#### [Data entries]
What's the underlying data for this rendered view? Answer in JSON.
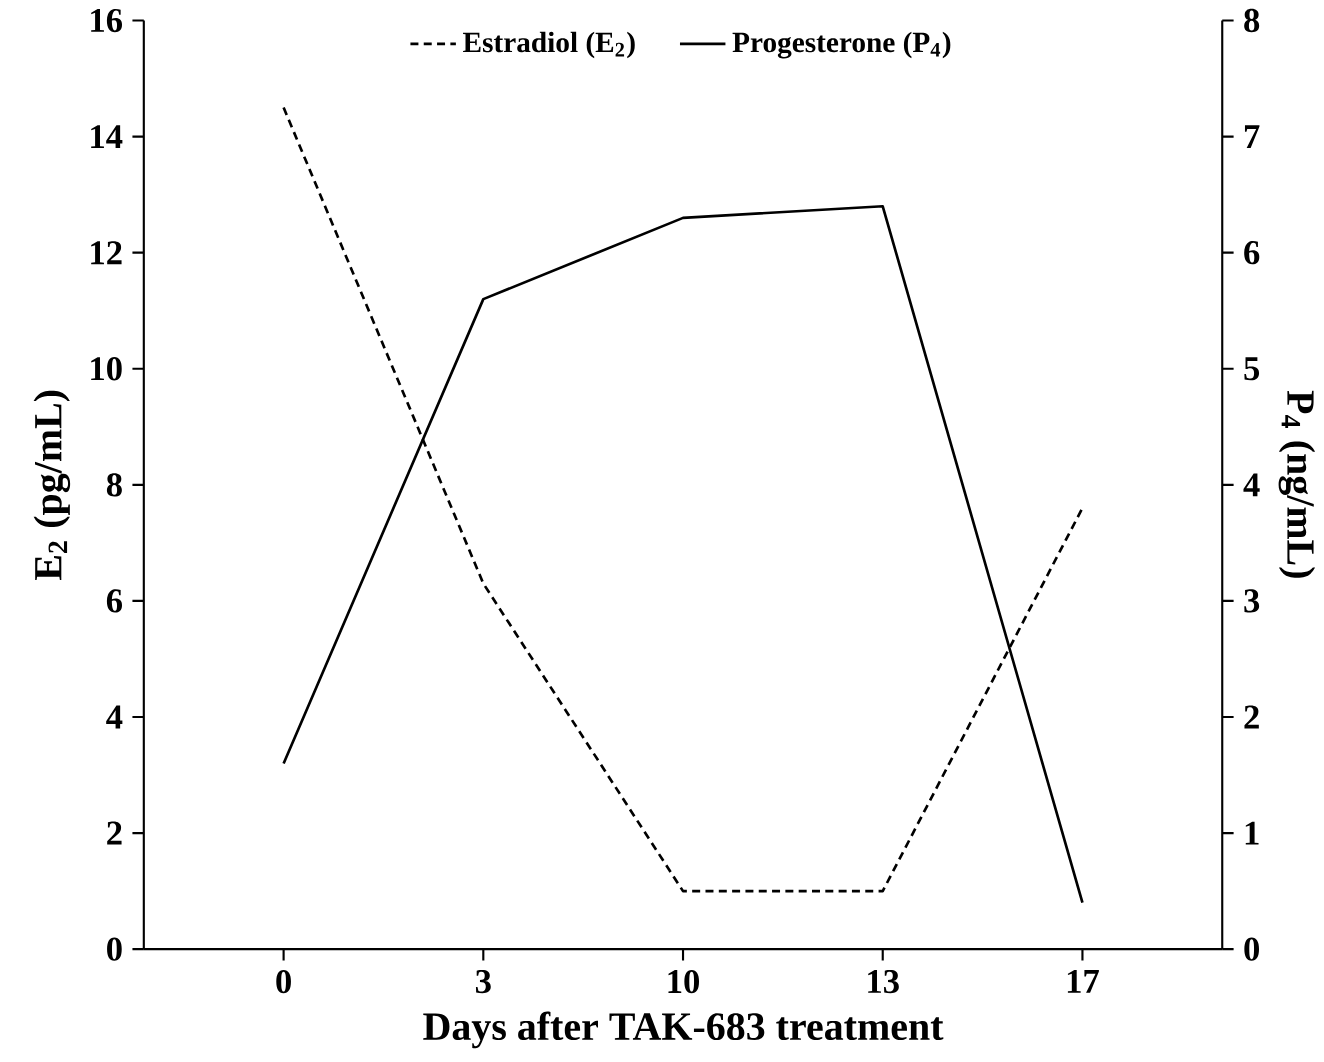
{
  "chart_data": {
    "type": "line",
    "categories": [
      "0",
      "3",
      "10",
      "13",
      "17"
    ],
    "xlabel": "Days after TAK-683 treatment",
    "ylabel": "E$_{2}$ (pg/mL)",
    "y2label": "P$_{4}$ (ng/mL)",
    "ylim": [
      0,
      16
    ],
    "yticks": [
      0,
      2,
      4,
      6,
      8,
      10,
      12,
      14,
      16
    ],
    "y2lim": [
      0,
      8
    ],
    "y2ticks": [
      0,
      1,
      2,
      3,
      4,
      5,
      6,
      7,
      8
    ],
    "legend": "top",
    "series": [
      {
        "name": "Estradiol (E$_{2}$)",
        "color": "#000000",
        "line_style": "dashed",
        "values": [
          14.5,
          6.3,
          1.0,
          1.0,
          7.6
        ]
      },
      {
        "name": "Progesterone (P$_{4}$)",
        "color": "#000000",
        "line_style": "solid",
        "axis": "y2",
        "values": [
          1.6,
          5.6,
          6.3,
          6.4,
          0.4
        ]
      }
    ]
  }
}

#### [The problem]
Count the lines in the records above that contain the word "name", and give only the number.

#### [Exercise answer]
2